## WHAT YOU WILL DO
Write the data out again in full, with no departure from the original.
_ _ _ _ _ _ _
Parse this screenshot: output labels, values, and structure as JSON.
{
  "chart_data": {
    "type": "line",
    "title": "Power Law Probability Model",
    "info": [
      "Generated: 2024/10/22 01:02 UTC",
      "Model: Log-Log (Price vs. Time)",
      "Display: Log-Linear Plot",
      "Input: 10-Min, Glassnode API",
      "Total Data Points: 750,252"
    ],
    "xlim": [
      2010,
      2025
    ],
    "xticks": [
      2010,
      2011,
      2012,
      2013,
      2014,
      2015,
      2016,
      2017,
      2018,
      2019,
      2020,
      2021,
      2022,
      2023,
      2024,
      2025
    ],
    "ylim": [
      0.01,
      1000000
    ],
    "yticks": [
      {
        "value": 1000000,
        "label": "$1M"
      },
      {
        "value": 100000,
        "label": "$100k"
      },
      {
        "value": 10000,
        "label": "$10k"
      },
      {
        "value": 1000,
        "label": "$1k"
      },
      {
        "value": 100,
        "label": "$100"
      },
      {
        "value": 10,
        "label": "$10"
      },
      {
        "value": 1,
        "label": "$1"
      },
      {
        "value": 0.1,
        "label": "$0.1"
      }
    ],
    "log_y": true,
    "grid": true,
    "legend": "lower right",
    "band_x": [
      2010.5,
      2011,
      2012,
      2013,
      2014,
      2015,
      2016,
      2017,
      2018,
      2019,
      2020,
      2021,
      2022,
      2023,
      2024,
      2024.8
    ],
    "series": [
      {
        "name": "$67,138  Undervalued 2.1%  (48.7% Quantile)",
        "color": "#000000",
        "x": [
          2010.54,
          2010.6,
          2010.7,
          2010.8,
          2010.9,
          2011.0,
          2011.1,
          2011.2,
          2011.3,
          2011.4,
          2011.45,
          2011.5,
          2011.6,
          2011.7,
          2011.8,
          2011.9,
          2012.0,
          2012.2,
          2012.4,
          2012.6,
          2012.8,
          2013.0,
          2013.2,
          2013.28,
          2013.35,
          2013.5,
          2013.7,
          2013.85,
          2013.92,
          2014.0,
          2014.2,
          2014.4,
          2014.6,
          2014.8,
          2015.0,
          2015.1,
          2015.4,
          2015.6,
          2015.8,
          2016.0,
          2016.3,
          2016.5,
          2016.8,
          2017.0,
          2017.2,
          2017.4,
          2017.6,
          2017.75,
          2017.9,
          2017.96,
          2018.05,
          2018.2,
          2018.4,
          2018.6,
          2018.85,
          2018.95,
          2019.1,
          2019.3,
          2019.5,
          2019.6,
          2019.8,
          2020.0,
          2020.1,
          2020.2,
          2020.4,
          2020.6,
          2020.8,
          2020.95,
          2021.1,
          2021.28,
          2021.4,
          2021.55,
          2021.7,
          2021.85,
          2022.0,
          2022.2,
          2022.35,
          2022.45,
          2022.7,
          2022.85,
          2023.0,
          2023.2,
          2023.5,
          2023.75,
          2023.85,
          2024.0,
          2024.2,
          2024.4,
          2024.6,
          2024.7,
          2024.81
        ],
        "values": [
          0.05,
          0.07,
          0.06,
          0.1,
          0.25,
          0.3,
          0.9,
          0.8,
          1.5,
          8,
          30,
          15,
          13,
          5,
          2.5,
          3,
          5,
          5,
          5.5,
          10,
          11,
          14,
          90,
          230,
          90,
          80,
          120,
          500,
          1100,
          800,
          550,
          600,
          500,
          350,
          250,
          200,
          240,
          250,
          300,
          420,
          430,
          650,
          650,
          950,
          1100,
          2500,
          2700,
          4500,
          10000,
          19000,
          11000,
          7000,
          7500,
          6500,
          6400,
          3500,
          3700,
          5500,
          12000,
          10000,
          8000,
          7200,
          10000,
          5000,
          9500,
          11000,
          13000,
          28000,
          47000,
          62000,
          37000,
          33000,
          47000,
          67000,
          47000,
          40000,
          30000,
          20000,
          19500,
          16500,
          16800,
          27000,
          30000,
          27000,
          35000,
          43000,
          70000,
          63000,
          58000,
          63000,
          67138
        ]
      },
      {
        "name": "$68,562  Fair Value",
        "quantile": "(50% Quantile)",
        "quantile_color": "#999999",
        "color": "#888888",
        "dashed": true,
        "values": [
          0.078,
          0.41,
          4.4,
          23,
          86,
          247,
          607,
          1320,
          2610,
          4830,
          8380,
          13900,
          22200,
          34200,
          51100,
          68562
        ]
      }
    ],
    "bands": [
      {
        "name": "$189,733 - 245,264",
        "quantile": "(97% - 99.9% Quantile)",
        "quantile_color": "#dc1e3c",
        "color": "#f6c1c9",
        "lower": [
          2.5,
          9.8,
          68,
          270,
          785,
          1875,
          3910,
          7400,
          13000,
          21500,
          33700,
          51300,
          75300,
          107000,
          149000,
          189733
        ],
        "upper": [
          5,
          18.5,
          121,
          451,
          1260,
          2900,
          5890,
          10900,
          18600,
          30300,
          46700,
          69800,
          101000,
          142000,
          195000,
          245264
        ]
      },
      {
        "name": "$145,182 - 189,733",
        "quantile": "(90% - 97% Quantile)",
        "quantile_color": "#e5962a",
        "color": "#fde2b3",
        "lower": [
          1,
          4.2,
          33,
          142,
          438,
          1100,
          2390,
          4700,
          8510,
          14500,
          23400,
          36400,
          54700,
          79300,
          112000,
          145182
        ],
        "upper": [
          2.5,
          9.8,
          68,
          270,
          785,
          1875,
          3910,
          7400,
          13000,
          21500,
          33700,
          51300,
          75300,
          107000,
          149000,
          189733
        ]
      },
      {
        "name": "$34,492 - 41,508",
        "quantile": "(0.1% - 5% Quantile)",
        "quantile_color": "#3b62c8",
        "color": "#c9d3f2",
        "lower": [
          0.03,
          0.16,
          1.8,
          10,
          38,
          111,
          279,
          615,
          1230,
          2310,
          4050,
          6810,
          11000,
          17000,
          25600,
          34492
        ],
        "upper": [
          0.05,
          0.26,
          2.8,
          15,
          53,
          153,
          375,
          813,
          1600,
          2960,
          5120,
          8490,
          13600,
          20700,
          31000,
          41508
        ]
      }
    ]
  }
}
_ _ _ _ _ _ _
## WRITTEN RESPONSE
Parse this screenshot: output labels, values, and structure as JSON.
{
  "chart_data": {
    "type": "line",
    "title": "Power Law Probability Model",
    "info": [
      "Generated: 2024/10/22 01:02 UTC",
      "Model: Log-Log (Price vs. Time)",
      "Display: Log-Linear Plot",
      "Input: 10-Min, Glassnode API",
      "Total Data Points: 750,252"
    ],
    "xlim": [
      2010,
      2025
    ],
    "xticks": [
      2010,
      2011,
      2012,
      2013,
      2014,
      2015,
      2016,
      2017,
      2018,
      2019,
      2020,
      2021,
      2022,
      2023,
      2024,
      2025
    ],
    "ylim": [
      0.01,
      1000000
    ],
    "yticks": [
      {
        "value": 1000000,
        "label": "$1M"
      },
      {
        "value": 100000,
        "label": "$100k"
      },
      {
        "value": 10000,
        "label": "$10k"
      },
      {
        "value": 1000,
        "label": "$1k"
      },
      {
        "value": 100,
        "label": "$100"
      },
      {
        "value": 10,
        "label": "$10"
      },
      {
        "value": 1,
        "label": "$1"
      },
      {
        "value": 0.1,
        "label": "$0.1"
      }
    ],
    "log_y": true,
    "grid": true,
    "legend": "lower right",
    "band_x": [
      2010.5,
      2011,
      2012,
      2013,
      2014,
      2015,
      2016,
      2017,
      2018,
      2019,
      2020,
      2021,
      2022,
      2023,
      2024,
      2024.8
    ],
    "series": [
      {
        "name": "$67,138  Undervalued 2.1%  (48.7% Quantile)",
        "color": "#000000",
        "x": [
          2010.54,
          2010.6,
          2010.7,
          2010.8,
          2010.9,
          2011.0,
          2011.1,
          2011.2,
          2011.3,
          2011.4,
          2011.45,
          2011.5,
          2011.6,
          2011.7,
          2011.8,
          2011.9,
          2012.0,
          2012.2,
          2012.4,
          2012.6,
          2012.8,
          2013.0,
          2013.2,
          2013.28,
          2013.35,
          2013.5,
          2013.7,
          2013.85,
          2013.92,
          2014.0,
          2014.2,
          2014.4,
          2014.6,
          2014.8,
          2015.0,
          2015.1,
          2015.4,
          2015.6,
          2015.8,
          2016.0,
          2016.3,
          2016.5,
          2016.8,
          2017.0,
          2017.2,
          2017.4,
          2017.6,
          2017.75,
          2017.9,
          2017.96,
          2018.05,
          2018.2,
          2018.4,
          2018.6,
          2018.85,
          2018.95,
          2019.1,
          2019.3,
          2019.5,
          2019.6,
          2019.8,
          2020.0,
          2020.1,
          2020.2,
          2020.4,
          2020.6,
          2020.8,
          2020.95,
          2021.1,
          2021.28,
          2021.4,
          2021.55,
          2021.7,
          2021.85,
          2022.0,
          2022.2,
          2022.35,
          2022.45,
          2022.7,
          2022.85,
          2023.0,
          2023.2,
          2023.5,
          2023.75,
          2023.85,
          2024.0,
          2024.2,
          2024.4,
          2024.6,
          2024.7,
          2024.81
        ],
        "values": [
          0.05,
          0.07,
          0.06,
          0.1,
          0.25,
          0.3,
          0.9,
          0.8,
          1.5,
          8,
          30,
          15,
          13,
          5,
          2.5,
          3,
          5,
          5,
          5.5,
          10,
          11,
          14,
          90,
          230,
          90,
          80,
          120,
          500,
          1100,
          800,
          550,
          600,
          500,
          350,
          250,
          200,
          240,
          250,
          300,
          420,
          430,
          650,
          650,
          950,
          1100,
          2500,
          2700,
          4500,
          10000,
          19000,
          11000,
          7000,
          7500,
          6500,
          6400,
          3500,
          3700,
          5500,
          12000,
          10000,
          8000,
          7200,
          10000,
          5000,
          9500,
          11000,
          13000,
          28000,
          47000,
          62000,
          37000,
          33000,
          47000,
          67000,
          47000,
          40000,
          30000,
          20000,
          19500,
          16500,
          16800,
          27000,
          30000,
          27000,
          35000,
          43000,
          70000,
          63000,
          58000,
          63000,
          67138
        ]
      },
      {
        "name": "$68,562  Fair Value",
        "quantile": "(50% Quantile)",
        "quantile_color": "#999999",
        "color": "#888888",
        "dashed": true,
        "values": [
          0.078,
          0.41,
          4.4,
          23,
          86,
          247,
          607,
          1320,
          2610,
          4830,
          8380,
          13900,
          22200,
          34200,
          51100,
          68562
        ]
      }
    ],
    "bands": [
      {
        "name": "$189,733 - 245,264",
        "quantile": "(97% - 99.9% Quantile)",
        "quantile_color": "#dc1e3c",
        "color": "#f6c1c9",
        "lower": [
          2.5,
          9.8,
          68,
          270,
          785,
          1875,
          3910,
          7400,
          13000,
          21500,
          33700,
          51300,
          75300,
          107000,
          149000,
          189733
        ],
        "upper": [
          5,
          18.5,
          121,
          451,
          1260,
          2900,
          5890,
          10900,
          18600,
          30300,
          46700,
          69800,
          101000,
          142000,
          195000,
          245264
        ]
      },
      {
        "name": "$145,182 - 189,733",
        "quantile": "(90% - 97% Quantile)",
        "quantile_color": "#e5962a",
        "color": "#fde2b3",
        "lower": [
          1,
          4.2,
          33,
          142,
          438,
          1100,
          2390,
          4700,
          8510,
          14500,
          23400,
          36400,
          54700,
          79300,
          112000,
          145182
        ],
        "upper": [
          2.5,
          9.8,
          68,
          270,
          785,
          1875,
          3910,
          7400,
          13000,
          21500,
          33700,
          51300,
          75300,
          107000,
          149000,
          189733
        ]
      },
      {
        "name": "$34,492 - 41,508",
        "quantile": "(0.1% - 5% Quantile)",
        "quantile_color": "#3b62c8",
        "color": "#c9d3f2",
        "lower": [
          0.03,
          0.16,
          1.8,
          10,
          38,
          111,
          279,
          615,
          1230,
          2310,
          4050,
          6810,
          11000,
          17000,
          25600,
          34492
        ],
        "upper": [
          0.05,
          0.26,
          2.8,
          15,
          53,
          153,
          375,
          813,
          1600,
          2960,
          5120,
          8490,
          13600,
          20700,
          31000,
          41508
        ]
      }
    ]
  }
}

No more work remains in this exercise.